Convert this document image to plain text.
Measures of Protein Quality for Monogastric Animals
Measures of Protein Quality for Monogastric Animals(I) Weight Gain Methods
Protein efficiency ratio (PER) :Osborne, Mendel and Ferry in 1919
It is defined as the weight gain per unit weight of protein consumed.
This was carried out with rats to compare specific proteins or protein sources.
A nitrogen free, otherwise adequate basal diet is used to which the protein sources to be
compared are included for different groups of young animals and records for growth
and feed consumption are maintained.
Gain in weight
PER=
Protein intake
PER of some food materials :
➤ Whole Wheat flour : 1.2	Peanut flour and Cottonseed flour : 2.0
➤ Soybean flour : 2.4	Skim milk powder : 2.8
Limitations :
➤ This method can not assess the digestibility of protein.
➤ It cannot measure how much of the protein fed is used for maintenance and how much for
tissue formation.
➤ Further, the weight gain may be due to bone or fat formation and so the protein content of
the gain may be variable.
= = =
Your goal:
Print out the whole listing exactly as it appears.

Result for this exercise:
Convert this document image to plain text.
Measures of Protein Quality for Monogastric Animals
Measures of Protein Quality for Monogastric Animals(I) Weight Gain Methods
Protein efficiency ratio (PER) :Osborne, Mendel and Ferry in 1919
It is defined as the weight gain per unit weight of protein consumed.
This was carried out with rats to compare specific proteins or protein sources.
A nitrogen free, otherwise adequate basal diet is used to which the protein sources to be
compared are included for different groups of young animals and records for growth
and feed consumption are maintained.
Gain in weight
PER=
Protein intake
PER of some food materials :
➤ Whole Wheat flour : 1.2	Peanut flour and Cottonseed flour : 2.0
➤ Soybean flour : 2.4	Skim milk powder : 2.8
Limitations :
➤ This method can not assess the digestibility of protein.
➤ It cannot measure how much of the protein fed is used for maintenance and how much for
tissue formation.
➤ Further, the weight gain may be due to bone or fat formation and so the protein content of
the gain may be variable.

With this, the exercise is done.